> Stated task:
State the number of lines that contain "JSON", with no other text.

__________________________________________________

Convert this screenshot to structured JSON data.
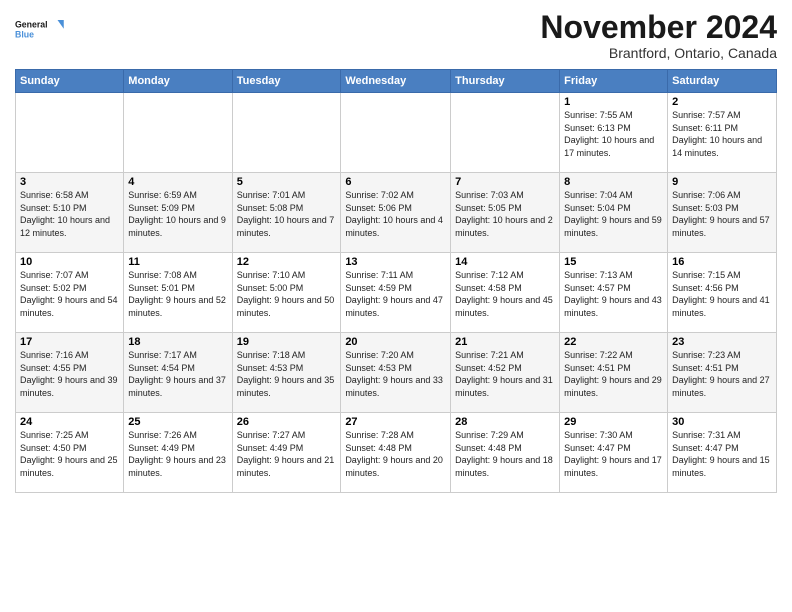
{
  "logo": {
    "line1": "General",
    "line2": "Blue"
  },
  "title": "November 2024",
  "location": "Brantford, Ontario, Canada",
  "days_of_week": [
    "Sunday",
    "Monday",
    "Tuesday",
    "Wednesday",
    "Thursday",
    "Friday",
    "Saturday"
  ],
  "weeks": [
    [
      {
        "day": "",
        "info": ""
      },
      {
        "day": "",
        "info": ""
      },
      {
        "day": "",
        "info": ""
      },
      {
        "day": "",
        "info": ""
      },
      {
        "day": "",
        "info": ""
      },
      {
        "day": "1",
        "info": "Sunrise: 7:55 AM\nSunset: 6:13 PM\nDaylight: 10 hours and 17 minutes."
      },
      {
        "day": "2",
        "info": "Sunrise: 7:57 AM\nSunset: 6:11 PM\nDaylight: 10 hours and 14 minutes."
      }
    ],
    [
      {
        "day": "3",
        "info": "Sunrise: 6:58 AM\nSunset: 5:10 PM\nDaylight: 10 hours and 12 minutes."
      },
      {
        "day": "4",
        "info": "Sunrise: 6:59 AM\nSunset: 5:09 PM\nDaylight: 10 hours and 9 minutes."
      },
      {
        "day": "5",
        "info": "Sunrise: 7:01 AM\nSunset: 5:08 PM\nDaylight: 10 hours and 7 minutes."
      },
      {
        "day": "6",
        "info": "Sunrise: 7:02 AM\nSunset: 5:06 PM\nDaylight: 10 hours and 4 minutes."
      },
      {
        "day": "7",
        "info": "Sunrise: 7:03 AM\nSunset: 5:05 PM\nDaylight: 10 hours and 2 minutes."
      },
      {
        "day": "8",
        "info": "Sunrise: 7:04 AM\nSunset: 5:04 PM\nDaylight: 9 hours and 59 minutes."
      },
      {
        "day": "9",
        "info": "Sunrise: 7:06 AM\nSunset: 5:03 PM\nDaylight: 9 hours and 57 minutes."
      }
    ],
    [
      {
        "day": "10",
        "info": "Sunrise: 7:07 AM\nSunset: 5:02 PM\nDaylight: 9 hours and 54 minutes."
      },
      {
        "day": "11",
        "info": "Sunrise: 7:08 AM\nSunset: 5:01 PM\nDaylight: 9 hours and 52 minutes."
      },
      {
        "day": "12",
        "info": "Sunrise: 7:10 AM\nSunset: 5:00 PM\nDaylight: 9 hours and 50 minutes."
      },
      {
        "day": "13",
        "info": "Sunrise: 7:11 AM\nSunset: 4:59 PM\nDaylight: 9 hours and 47 minutes."
      },
      {
        "day": "14",
        "info": "Sunrise: 7:12 AM\nSunset: 4:58 PM\nDaylight: 9 hours and 45 minutes."
      },
      {
        "day": "15",
        "info": "Sunrise: 7:13 AM\nSunset: 4:57 PM\nDaylight: 9 hours and 43 minutes."
      },
      {
        "day": "16",
        "info": "Sunrise: 7:15 AM\nSunset: 4:56 PM\nDaylight: 9 hours and 41 minutes."
      }
    ],
    [
      {
        "day": "17",
        "info": "Sunrise: 7:16 AM\nSunset: 4:55 PM\nDaylight: 9 hours and 39 minutes."
      },
      {
        "day": "18",
        "info": "Sunrise: 7:17 AM\nSunset: 4:54 PM\nDaylight: 9 hours and 37 minutes."
      },
      {
        "day": "19",
        "info": "Sunrise: 7:18 AM\nSunset: 4:53 PM\nDaylight: 9 hours and 35 minutes."
      },
      {
        "day": "20",
        "info": "Sunrise: 7:20 AM\nSunset: 4:53 PM\nDaylight: 9 hours and 33 minutes."
      },
      {
        "day": "21",
        "info": "Sunrise: 7:21 AM\nSunset: 4:52 PM\nDaylight: 9 hours and 31 minutes."
      },
      {
        "day": "22",
        "info": "Sunrise: 7:22 AM\nSunset: 4:51 PM\nDaylight: 9 hours and 29 minutes."
      },
      {
        "day": "23",
        "info": "Sunrise: 7:23 AM\nSunset: 4:51 PM\nDaylight: 9 hours and 27 minutes."
      }
    ],
    [
      {
        "day": "24",
        "info": "Sunrise: 7:25 AM\nSunset: 4:50 PM\nDaylight: 9 hours and 25 minutes."
      },
      {
        "day": "25",
        "info": "Sunrise: 7:26 AM\nSunset: 4:49 PM\nDaylight: 9 hours and 23 minutes."
      },
      {
        "day": "26",
        "info": "Sunrise: 7:27 AM\nSunset: 4:49 PM\nDaylight: 9 hours and 21 minutes."
      },
      {
        "day": "27",
        "info": "Sunrise: 7:28 AM\nSunset: 4:48 PM\nDaylight: 9 hours and 20 minutes."
      },
      {
        "day": "28",
        "info": "Sunrise: 7:29 AM\nSunset: 4:48 PM\nDaylight: 9 hours and 18 minutes."
      },
      {
        "day": "29",
        "info": "Sunrise: 7:30 AM\nSunset: 4:47 PM\nDaylight: 9 hours and 17 minutes."
      },
      {
        "day": "30",
        "info": "Sunrise: 7:31 AM\nSunset: 4:47 PM\nDaylight: 9 hours and 15 minutes."
      }
    ]
  ]
}
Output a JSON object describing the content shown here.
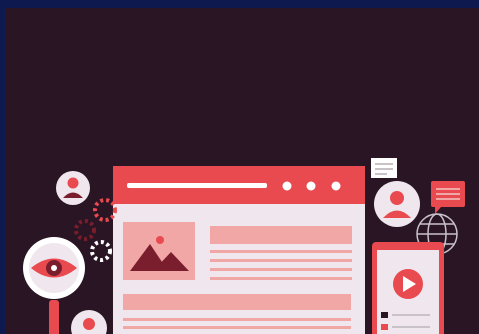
{
  "illustration": {
    "colors": {
      "outer_border": "#0e1a4f",
      "background": "#2a1525",
      "accent_red": "#e84a4f",
      "soft_pink": "#f0a7a6",
      "panel_light": "#efe6ee",
      "dark_maroon": "#7a1d2c",
      "white": "#ffffff",
      "grey": "#c9c2c9"
    },
    "icons": [
      "browser-window-icon",
      "image-placeholder-icon",
      "eye-icon",
      "magnifying-glass-icon",
      "gear-icon",
      "user-avatar-icon",
      "chat-bubble-icon",
      "globe-icon",
      "mobile-phone-icon",
      "play-button-icon",
      "document-icon"
    ]
  }
}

__________________________________________________

> Exercise response:
2